======== Entries provided
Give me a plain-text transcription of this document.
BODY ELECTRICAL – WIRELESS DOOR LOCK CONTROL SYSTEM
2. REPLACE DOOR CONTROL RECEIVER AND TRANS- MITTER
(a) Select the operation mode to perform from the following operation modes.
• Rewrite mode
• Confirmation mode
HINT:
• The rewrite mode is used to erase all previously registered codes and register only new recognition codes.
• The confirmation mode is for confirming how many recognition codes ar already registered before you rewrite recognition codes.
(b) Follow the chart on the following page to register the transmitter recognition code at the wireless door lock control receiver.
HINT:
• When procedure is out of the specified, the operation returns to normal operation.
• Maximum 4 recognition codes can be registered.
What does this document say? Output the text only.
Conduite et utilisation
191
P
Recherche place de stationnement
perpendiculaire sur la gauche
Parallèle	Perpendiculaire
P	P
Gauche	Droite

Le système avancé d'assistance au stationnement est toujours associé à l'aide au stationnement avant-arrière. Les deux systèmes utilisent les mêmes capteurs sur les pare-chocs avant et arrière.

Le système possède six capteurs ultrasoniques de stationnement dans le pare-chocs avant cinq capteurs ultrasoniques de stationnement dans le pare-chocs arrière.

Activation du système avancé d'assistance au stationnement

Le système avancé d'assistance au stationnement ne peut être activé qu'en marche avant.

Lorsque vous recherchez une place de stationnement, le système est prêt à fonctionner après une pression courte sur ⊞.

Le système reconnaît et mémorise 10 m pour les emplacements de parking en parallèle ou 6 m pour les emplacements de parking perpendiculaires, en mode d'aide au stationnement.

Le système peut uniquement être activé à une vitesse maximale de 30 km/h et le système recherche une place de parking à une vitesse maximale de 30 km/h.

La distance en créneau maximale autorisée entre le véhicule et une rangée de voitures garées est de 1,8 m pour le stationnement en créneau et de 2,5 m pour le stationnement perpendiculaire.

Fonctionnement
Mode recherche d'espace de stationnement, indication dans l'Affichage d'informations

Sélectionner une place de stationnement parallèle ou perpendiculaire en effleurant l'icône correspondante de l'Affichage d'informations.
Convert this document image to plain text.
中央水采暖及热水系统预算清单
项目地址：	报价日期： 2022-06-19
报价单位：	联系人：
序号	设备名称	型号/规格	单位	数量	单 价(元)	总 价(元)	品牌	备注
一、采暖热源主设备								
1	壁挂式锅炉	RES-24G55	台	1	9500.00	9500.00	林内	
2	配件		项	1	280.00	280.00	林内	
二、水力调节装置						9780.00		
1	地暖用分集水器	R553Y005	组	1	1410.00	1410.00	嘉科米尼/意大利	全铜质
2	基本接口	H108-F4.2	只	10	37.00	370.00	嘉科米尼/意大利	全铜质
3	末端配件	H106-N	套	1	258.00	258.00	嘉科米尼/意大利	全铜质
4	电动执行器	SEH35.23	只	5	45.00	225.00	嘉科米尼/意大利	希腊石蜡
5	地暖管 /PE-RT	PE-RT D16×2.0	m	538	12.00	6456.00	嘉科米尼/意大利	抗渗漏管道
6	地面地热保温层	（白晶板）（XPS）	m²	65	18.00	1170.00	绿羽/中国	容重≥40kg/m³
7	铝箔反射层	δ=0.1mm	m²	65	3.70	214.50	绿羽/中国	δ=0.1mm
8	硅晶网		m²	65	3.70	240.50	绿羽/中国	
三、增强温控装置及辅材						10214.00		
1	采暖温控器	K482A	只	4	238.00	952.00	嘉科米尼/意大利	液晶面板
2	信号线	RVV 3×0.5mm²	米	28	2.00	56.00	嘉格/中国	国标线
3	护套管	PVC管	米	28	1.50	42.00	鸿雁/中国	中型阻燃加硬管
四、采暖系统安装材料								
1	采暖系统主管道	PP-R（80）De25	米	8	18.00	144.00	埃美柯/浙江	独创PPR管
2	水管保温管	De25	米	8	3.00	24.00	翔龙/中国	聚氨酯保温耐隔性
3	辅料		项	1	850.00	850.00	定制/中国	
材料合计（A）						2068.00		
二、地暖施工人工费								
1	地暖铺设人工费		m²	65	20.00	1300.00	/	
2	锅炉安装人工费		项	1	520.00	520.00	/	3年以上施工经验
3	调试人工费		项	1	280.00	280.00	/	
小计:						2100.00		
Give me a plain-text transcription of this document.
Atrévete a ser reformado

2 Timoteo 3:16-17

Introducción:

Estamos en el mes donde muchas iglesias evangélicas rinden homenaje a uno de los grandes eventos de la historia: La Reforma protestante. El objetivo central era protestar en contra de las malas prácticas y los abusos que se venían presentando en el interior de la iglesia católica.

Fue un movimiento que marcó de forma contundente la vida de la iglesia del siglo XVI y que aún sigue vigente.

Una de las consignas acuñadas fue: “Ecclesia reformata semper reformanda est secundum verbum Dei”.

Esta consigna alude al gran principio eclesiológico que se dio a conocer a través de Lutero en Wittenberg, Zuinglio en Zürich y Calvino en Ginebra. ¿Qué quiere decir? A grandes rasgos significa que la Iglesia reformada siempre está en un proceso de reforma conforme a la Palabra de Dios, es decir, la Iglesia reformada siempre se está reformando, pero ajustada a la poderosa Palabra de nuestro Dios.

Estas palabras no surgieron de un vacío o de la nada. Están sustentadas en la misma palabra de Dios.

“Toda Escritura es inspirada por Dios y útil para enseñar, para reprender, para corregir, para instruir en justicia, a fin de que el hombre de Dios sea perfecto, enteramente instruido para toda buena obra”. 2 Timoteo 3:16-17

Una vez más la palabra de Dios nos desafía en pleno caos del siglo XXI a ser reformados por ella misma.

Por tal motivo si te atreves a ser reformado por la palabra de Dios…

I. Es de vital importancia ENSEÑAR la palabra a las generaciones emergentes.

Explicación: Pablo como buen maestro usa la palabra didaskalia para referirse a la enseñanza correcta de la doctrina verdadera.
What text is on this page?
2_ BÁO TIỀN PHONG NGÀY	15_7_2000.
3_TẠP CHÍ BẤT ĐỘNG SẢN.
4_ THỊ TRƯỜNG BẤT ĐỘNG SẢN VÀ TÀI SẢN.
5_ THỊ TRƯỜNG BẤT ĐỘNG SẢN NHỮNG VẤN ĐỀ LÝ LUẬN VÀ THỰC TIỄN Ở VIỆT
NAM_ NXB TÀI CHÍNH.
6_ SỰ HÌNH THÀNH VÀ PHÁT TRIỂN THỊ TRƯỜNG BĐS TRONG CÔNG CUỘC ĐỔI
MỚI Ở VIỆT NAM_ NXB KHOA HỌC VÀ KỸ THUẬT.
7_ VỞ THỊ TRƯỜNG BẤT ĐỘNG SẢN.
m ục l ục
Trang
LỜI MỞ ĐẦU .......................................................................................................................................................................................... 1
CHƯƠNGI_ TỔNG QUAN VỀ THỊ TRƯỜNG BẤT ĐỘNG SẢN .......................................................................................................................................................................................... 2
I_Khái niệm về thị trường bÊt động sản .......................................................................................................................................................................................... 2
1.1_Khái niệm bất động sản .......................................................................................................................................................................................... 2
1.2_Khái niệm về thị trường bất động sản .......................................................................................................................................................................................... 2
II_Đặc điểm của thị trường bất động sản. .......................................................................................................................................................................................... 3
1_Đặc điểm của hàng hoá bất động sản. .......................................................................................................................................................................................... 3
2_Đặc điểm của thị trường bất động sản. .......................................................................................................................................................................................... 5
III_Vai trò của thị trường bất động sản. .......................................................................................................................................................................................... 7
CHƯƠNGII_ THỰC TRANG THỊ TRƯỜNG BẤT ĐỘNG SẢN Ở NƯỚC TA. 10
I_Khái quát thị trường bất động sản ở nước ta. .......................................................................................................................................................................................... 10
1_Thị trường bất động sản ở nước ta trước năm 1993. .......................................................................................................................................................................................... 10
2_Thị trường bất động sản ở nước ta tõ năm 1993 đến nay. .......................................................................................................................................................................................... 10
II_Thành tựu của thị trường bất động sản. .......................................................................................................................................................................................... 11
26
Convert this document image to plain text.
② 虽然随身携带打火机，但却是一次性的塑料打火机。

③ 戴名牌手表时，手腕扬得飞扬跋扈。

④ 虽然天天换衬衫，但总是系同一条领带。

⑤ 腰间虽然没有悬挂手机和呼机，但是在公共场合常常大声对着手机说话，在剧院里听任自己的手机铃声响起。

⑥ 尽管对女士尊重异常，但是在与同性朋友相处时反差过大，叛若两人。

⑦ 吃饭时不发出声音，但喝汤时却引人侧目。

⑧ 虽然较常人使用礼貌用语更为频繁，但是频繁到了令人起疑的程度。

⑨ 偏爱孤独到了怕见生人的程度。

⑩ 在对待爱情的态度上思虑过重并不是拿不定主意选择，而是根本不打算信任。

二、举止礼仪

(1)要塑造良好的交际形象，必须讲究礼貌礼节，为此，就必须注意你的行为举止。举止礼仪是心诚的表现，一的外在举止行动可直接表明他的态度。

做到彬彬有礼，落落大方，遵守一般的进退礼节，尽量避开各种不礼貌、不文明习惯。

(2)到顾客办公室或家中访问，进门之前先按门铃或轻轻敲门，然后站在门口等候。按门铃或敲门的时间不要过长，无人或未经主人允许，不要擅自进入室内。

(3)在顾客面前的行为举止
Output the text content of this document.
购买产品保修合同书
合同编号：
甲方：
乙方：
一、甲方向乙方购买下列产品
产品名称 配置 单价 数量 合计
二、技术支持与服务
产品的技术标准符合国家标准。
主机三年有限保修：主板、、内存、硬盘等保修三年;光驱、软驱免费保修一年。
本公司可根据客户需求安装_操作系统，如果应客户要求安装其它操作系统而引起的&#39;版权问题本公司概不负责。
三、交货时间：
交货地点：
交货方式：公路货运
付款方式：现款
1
================
Task requirements: Extract, unchanged, the closing run of lines that opens with the line containing "Output the text content of this document." and ends with the last line.

Expected answer:
Output the text content of this document.
购买产品保修合同书
合同编号：
甲方：
乙方：
一、甲方向乙方购买下列产品
产品名称 配置 单价 数量 合计
二、技术支持与服务
产品的技术标准符合国家标准。
主机三年有限保修：主板、、内存、硬盘等保修三年;光驱、软驱免费保修一年。
本公司可根据客户需求安装_操作系统，如果应客户要求安装其它操作系统而引起的&#39;版权问题本公司概不负责。
三、交货时间：
交货地点：
交货方式：公路货运
付款方式：现款
1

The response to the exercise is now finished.